Passage given:
** begin **
Seán Marty Lockhart (born Seán Martin Lockhart)

Personal information
- Nickname: Rivaldo
- Born: 22 August 1976 (age 49) Banagher, Northern Ireland
- Occupation: Teacher
- Height: 6 ft 0 in (183 cm)

Sport
- Football Position: Corner back
- Hurling Position: Midfield

Club
- Years: Club
- 1992–: Banagher

Club titles
- Football / Hurling
- Derry titles: 0 / 1

Inter-county*
- Years: County / Apps (scores)
- 1995–2009 ?–?: Derry (F) Derry (H) / 50

Inter-county titles
- Football / Hurling
- Ulster Titles: 1 / 1 (as a sub)
- All-Stars: 1 / 0
- *Inter County team apps and scores correct as of 14:55, 17 May 2008 (UTC).

= Seán Marty Lockhart =

Dual player of Gaelic games

Seán Marty Lockhart (born Seán Martin Lockhart; 22 August 1976) is an Irish dual player of Gaelic games who plays Gaelic football for the Derry county team. He has won an Ulster Senior Football Championship and three National League titles with the county, as well an All-Ireland Under 21 Championship. He also won an All Star for his performances in the 1998 All-Ireland Senior Football Championship. He plays club football for St Mary's Banagher. As a dual player, Lockhart also plays hurling for Banagher, and has in the past also hurled for Derry.

In football, Lockhart is seen as a mobile, very tight marking corner-back, who is also very competent with the ball in his hands going forward, proven by the fact he plays midfield for his club. He won three Irish News Ulster All-Star awards (1998, 1999 and 2001) and was named left-corner back on the Irish News Team of the Decade in 2004. Lockhart holds the record for the highest number of appearances in the International Rules Series, having represented Ireland sixteen times over the course of eight series (1998–2006).

==Personal life==
Lockhart and his wife, Miriam, are both teachers. The couple has three children. He teaches physical education (PE) and Geography, and is a class tutor, at St Patrick's College, Maghera.

==Football career==

===Inter-county===
Lockhart reached the Ulster Under-21 Football Championship final with Derry Under-21s in 1996, but were defeated by Cavan.

In 1997 Lockhart and Derry won the Ulster Under-21 and All-Ireland Under-21 Football Championships, defeating Fermanagh and Meath in the respective finals. He was already playing for Derry's Senior team, having made his debut in October 1995 in a National League encounter against Kerry. Derry went on to win the 1995/1996 National League with Lockhart playing left half forward in the final against Donegal. He made his Championship debut against Armagh that year.
** end **
Entries taken from a collection
** begin **
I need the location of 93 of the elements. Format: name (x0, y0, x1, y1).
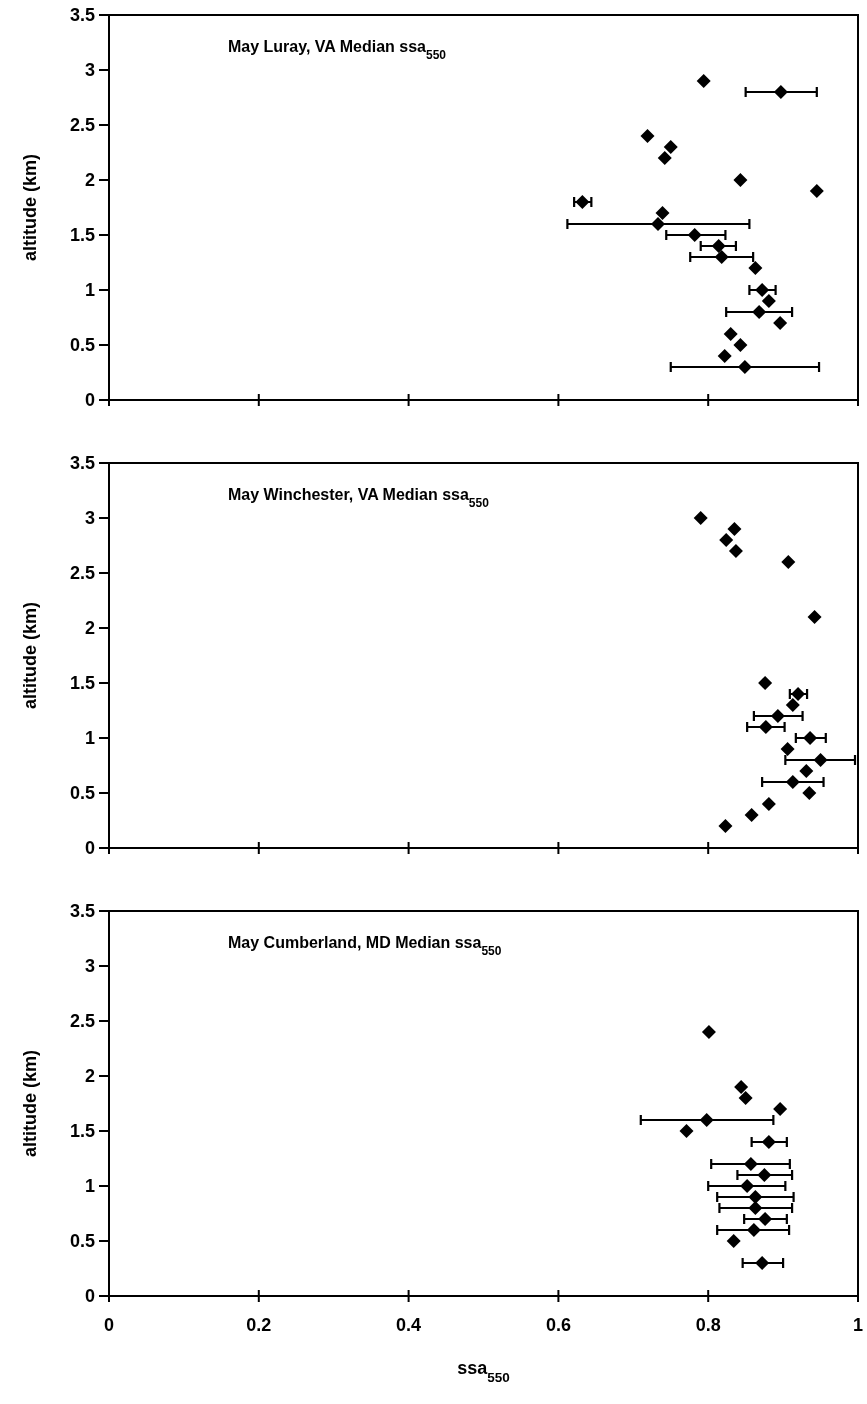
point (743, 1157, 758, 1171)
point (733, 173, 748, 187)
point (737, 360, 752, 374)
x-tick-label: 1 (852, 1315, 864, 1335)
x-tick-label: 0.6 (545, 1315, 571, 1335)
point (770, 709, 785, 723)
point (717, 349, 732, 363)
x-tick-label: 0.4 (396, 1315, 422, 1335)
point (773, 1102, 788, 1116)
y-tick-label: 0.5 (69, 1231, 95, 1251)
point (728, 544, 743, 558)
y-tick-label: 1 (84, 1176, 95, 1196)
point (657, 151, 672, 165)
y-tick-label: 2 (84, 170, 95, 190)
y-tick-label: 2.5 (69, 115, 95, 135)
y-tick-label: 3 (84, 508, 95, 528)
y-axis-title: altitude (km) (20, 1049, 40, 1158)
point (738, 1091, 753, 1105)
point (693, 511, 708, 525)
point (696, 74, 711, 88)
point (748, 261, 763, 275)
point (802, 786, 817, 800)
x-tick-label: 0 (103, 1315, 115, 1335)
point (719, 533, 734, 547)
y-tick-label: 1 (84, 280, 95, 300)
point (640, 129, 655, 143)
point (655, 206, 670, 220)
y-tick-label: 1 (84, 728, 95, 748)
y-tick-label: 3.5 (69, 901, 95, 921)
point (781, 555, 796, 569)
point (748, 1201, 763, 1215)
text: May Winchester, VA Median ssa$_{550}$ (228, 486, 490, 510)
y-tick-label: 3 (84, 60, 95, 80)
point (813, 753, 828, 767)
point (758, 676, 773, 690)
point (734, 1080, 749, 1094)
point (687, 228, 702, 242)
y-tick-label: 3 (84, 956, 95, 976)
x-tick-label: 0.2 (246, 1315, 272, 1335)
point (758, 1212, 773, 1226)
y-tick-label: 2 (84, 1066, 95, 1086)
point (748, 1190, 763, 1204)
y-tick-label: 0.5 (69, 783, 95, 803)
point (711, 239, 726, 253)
** end **
What you need to do:
Can you echo the passage on Seán Marty Lockhart word for word, starting at "In football, Lockhart" and ending at "Patrick's College, Maghera."?

Complete response:
In football, Lockhart is seen as a mobile, very tight marking corner-back, who is also very competent with the ball in his hands going forward, proven by the fact he plays midfield for his club. He won three Irish News Ulster All-Star awards (1998, 1999 and 2001) and was named left-corner back on the Irish News Team of the Decade in 2004. Lockhart holds the record for the highest number of appearances in the International Rules Series, having represented Ireland sixteen times over the course of eight series (1998–2006).

==Personal life==
Lockhart and his wife, Miriam, are both teachers. The couple has three children. He teaches physical education (PE) and Geography, and is a class tutor, at St Patrick's College, Maghera.